**Goal**
Transcribe each line of the records below exactly, excluding any embedded images.

**Items**
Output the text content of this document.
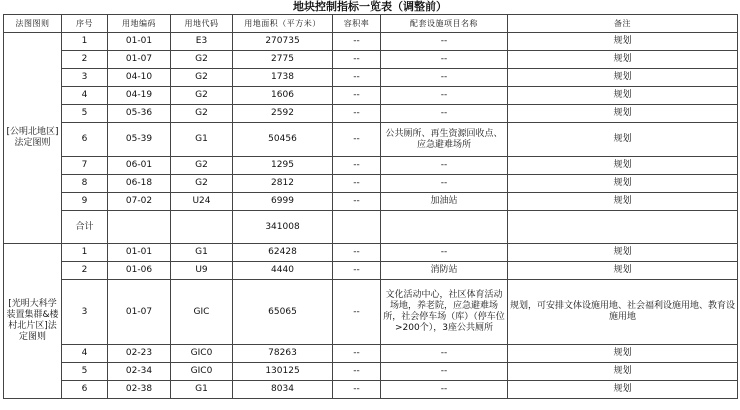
地块控制指标一览表（调整前）
法图图则	序号	用地编码	用地代码	用地面积（平方米）	容积率	配套设施项目名称	备注
[公明北地区]法定图则	1	01-01	E3	270735	--	--	规划
	2	01-07	G2	2775	--	--	规划
	3	04-10	G2	1738	--	--	规划
	4	04-19	G2	1606	--	--	规划
	5	05-36	G2	2592	--	--	规划
	6	05-39	G1	50456	--	公共厕所、再生资源回收点、应急避难场所	规划
	7	06-01	G2	1295	--	--	规划
	8	06-18	G2	2812	--	--	规划
	9	07-02	U24	6999	--	加油站	规划
	合计			341008			
[光明大科学装置集群&楼村北片区]法定图则	1	01-01	G1	62428	--	--	规划
	2	01-06	U9	4440	--	消防站	规划
	3	01-07	GIC	65065	--	文化活动中心，社区体育活动场地，养老院，应急避难场所，社会停车场（库）（停车位>200个），3座公共厕所	规划，可安排文体设施用地、社会福利设施用地、教育设施用地
	4	02-23	GIC0	78263	--	--	规划
	5	02-34	GIC0	130125	--	--	规划
	6	02-38	G1	8034	--	--	规划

**The answer**
Output the text content of this document.
地块控制指标一览表（调整前）
法图图则	序号	用地编码	用地代码	用地面积（平方米）	容积率	配套设施项目名称	备注
[公明北地区]法定图则	1	01-01	E3	270735	--	--	规划
	2	01-07	G2	2775	--	--	规划
	3	04-10	G2	1738	--	--	规划
	4	04-19	G2	1606	--	--	规划
	5	05-36	G2	2592	--	--	规划
	6	05-39	G1	50456	--	公共厕所、再生资源回收点、应急避难场所	规划
	7	06-01	G2	1295	--	--	规划
	8	06-18	G2	2812	--	--	规划
	9	07-02	U24	6999	--	加油站	规划
	合计			341008			
[光明大科学装置集群&楼村北片区]法定图则	1	01-01	G1	62428	--	--	规划
	2	01-06	U9	4440	--	消防站	规划
	3	01-07	GIC	65065	--	文化活动中心，社区体育活动场地，养老院，应急避难场所，社会停车场（库）（停车位>200个），3座公共厕所	规划，可安排文体设施用地、社会福利设施用地、教育设施用地
	4	02-23	GIC0	78263	--	--	规划
	5	02-34	GIC0	130125	--	--	规划
	6	02-38	G1	8034	--	--	规划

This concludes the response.